*Items:*

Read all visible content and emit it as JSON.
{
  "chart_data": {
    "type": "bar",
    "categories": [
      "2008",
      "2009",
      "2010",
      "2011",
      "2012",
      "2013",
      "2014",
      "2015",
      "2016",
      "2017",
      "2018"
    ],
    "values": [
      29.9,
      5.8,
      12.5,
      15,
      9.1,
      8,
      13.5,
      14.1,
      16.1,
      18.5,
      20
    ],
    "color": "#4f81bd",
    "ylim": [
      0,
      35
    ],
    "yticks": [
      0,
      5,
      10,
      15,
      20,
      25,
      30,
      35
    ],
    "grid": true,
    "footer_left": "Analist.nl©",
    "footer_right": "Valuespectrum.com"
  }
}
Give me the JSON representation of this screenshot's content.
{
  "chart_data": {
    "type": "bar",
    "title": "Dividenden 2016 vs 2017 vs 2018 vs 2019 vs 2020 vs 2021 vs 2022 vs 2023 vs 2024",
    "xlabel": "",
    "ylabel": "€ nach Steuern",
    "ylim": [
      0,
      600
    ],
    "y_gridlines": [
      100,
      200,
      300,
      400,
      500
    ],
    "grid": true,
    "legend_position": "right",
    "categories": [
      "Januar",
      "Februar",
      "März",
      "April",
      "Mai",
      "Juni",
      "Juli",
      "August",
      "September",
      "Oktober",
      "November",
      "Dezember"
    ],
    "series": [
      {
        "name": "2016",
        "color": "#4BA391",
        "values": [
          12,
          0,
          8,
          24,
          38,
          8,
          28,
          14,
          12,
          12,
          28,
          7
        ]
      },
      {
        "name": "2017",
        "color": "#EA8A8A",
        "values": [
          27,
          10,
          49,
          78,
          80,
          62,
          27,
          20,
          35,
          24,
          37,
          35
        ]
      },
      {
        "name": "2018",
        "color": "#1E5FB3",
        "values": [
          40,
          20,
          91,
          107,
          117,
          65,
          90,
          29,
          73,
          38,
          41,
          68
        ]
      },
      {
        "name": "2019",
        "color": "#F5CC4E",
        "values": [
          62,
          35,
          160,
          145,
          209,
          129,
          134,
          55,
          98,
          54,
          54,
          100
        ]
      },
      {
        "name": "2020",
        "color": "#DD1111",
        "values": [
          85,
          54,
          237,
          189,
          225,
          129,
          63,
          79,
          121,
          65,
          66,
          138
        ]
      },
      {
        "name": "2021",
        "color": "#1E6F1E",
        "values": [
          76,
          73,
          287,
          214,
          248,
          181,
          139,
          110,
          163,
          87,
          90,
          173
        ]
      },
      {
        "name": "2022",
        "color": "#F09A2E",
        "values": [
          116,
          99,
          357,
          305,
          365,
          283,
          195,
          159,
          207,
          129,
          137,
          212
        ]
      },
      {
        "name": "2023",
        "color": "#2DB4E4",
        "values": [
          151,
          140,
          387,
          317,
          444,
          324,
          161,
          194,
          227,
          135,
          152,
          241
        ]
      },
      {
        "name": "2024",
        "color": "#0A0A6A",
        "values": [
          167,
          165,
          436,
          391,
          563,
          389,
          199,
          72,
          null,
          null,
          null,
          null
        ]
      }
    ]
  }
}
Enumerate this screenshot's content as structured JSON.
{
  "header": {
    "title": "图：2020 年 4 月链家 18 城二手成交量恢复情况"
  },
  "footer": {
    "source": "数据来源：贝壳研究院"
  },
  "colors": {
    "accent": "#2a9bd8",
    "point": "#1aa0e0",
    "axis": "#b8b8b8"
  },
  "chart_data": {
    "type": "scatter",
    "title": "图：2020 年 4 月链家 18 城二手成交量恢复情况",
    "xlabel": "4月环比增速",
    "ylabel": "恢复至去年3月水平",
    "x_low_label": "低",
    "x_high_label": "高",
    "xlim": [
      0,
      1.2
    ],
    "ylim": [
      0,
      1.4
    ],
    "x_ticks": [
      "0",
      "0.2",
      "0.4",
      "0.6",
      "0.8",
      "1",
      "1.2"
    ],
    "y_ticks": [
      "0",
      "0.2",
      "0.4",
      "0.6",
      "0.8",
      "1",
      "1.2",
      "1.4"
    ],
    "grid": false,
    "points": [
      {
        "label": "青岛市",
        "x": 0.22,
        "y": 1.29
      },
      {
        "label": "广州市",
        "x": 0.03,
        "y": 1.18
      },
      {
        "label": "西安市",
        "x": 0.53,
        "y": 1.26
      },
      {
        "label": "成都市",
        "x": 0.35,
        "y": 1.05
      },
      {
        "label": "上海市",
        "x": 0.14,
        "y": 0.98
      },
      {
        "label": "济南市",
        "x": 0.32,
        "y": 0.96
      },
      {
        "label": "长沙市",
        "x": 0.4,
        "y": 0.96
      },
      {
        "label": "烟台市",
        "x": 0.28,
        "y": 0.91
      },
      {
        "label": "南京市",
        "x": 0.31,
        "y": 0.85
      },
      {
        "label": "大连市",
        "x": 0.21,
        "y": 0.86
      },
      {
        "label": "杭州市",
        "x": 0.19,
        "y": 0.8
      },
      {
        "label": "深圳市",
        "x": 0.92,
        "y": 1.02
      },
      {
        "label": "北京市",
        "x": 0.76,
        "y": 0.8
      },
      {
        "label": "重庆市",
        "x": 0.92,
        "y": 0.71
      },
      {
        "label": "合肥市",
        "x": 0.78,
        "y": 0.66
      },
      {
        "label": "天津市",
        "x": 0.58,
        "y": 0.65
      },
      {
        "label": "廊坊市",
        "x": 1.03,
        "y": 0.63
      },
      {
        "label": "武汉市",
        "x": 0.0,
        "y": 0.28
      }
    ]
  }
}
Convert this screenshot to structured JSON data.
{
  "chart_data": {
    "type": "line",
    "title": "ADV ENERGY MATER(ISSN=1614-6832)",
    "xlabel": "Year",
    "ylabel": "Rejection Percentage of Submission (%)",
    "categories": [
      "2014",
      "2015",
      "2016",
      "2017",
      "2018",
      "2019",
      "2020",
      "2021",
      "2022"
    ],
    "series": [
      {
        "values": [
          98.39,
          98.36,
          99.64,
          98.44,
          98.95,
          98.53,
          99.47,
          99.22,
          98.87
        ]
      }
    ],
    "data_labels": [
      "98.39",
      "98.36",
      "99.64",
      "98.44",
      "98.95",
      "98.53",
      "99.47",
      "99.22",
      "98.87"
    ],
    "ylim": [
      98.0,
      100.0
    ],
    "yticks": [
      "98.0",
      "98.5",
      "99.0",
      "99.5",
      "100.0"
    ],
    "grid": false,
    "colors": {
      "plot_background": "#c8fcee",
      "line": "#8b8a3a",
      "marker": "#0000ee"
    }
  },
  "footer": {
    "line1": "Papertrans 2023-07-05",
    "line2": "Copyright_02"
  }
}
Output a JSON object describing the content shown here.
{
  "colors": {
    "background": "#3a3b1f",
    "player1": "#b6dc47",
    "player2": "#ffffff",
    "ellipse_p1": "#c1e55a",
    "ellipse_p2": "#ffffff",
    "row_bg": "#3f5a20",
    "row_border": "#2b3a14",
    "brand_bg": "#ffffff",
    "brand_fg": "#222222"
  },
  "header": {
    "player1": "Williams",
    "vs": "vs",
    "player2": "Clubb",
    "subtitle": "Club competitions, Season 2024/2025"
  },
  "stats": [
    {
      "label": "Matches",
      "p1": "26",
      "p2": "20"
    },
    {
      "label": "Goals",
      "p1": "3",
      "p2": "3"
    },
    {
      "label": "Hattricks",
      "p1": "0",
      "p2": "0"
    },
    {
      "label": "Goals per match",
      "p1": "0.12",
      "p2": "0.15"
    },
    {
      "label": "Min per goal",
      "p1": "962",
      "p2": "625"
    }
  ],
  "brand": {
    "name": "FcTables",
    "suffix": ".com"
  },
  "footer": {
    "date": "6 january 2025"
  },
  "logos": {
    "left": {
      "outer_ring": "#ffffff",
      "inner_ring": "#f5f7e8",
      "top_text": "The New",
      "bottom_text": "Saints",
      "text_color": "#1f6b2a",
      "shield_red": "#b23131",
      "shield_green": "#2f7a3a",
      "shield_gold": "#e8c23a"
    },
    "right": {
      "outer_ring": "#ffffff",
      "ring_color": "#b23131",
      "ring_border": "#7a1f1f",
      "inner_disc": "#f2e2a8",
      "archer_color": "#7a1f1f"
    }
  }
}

*Exercise instructions:*
Return all lines of the material above in which the word "screenshot" occurs.

*Exercise result:*
Give me the JSON representation of this screenshot's content.
Enumerate this screenshot's content as structured JSON.
Convert this screenshot to structured JSON data.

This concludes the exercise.